▶ **WORK TO DO**
Below is a block of records; return all of them exactly, but without the images.

▶ **INPUT DATA**

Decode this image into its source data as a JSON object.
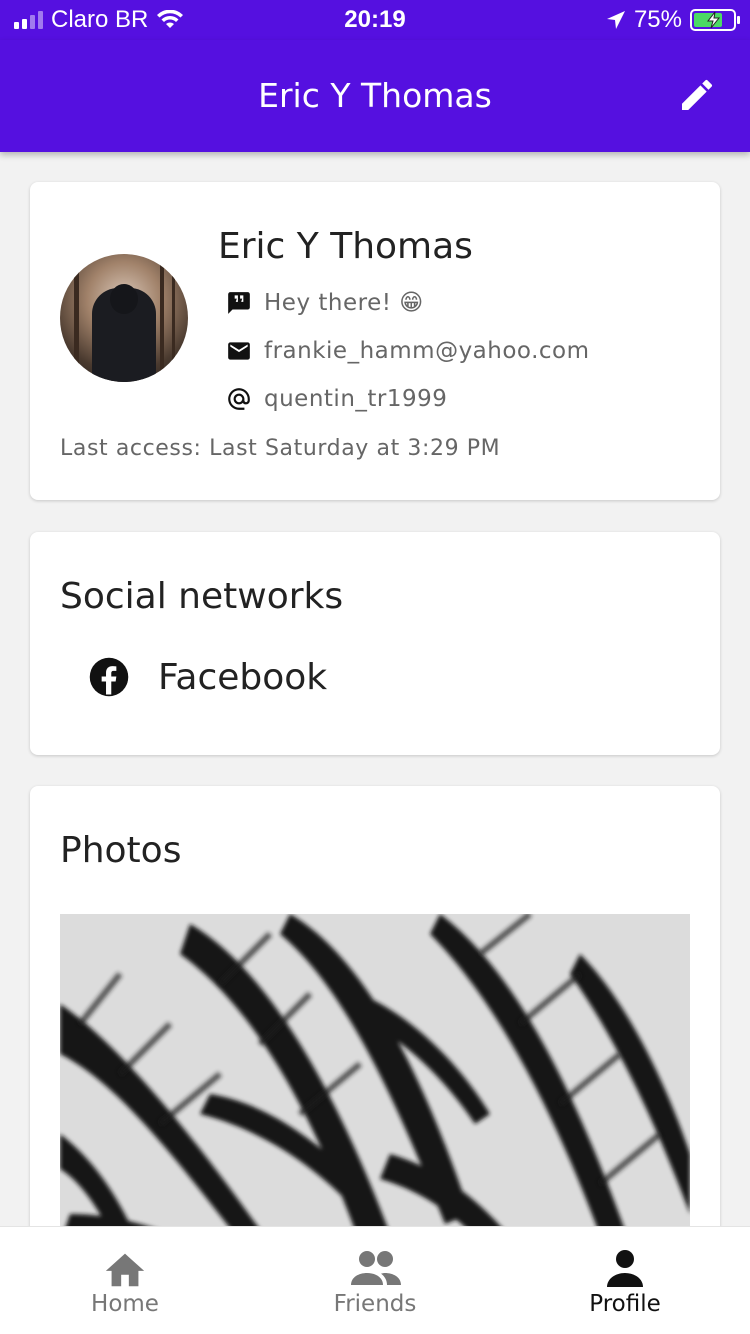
{
  "status_bar": {
    "carrier": "Claro BR",
    "time": "20:19",
    "battery": "75%"
  },
  "app_bar": {
    "title": "Eric Y Thomas",
    "edit_icon": "pencil-icon"
  },
  "profile": {
    "name": "Eric Y Thomas",
    "status": "Hey there! 😁",
    "email": "frankie_hamm@yahoo.com",
    "username": "quentin_tr1999",
    "last_access": "Last access: Last Saturday at 3:29 PM"
  },
  "social": {
    "title": "Social networks",
    "items": [
      {
        "label": "Facebook",
        "icon": "facebook-icon"
      }
    ]
  },
  "photos": {
    "title": "Photos"
  },
  "bottom_nav": {
    "items": [
      {
        "label": "Home",
        "icon": "home-icon"
      },
      {
        "label": "Friends",
        "icon": "people-icon"
      },
      {
        "label": "Profile",
        "icon": "person-icon"
      }
    ],
    "active": "Profile"
  },
  "colors": {
    "primary": "#5510e0",
    "background": "#f2f2f2"
  }
}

▶ **COMPLETE OUTPUT**
Decode this image into its source data as a JSON object.
{
  "status_bar": {
    "carrier": "Claro BR",
    "time": "20:19",
    "battery": "75%"
  },
  "app_bar": {
    "title": "Eric Y Thomas",
    "edit_icon": "pencil-icon"
  },
  "profile": {
    "name": "Eric Y Thomas",
    "status": "Hey there! 😁",
    "email": "frankie_hamm@yahoo.com",
    "username": "quentin_tr1999",
    "last_access": "Last access: Last Saturday at 3:29 PM"
  },
  "social": {
    "title": "Social networks",
    "items": [
      {
        "label": "Facebook",
        "icon": "facebook-icon"
      }
    ]
  },
  "photos": {
    "title": "Photos"
  },
  "bottom_nav": {
    "items": [
      {
        "label": "Home",
        "icon": "home-icon"
      },
      {
        "label": "Friends",
        "icon": "people-icon"
      },
      {
        "label": "Profile",
        "icon": "person-icon"
      }
    ],
    "active": "Profile"
  },
  "colors": {
    "primary": "#5510e0",
    "background": "#f2f2f2"
  }
}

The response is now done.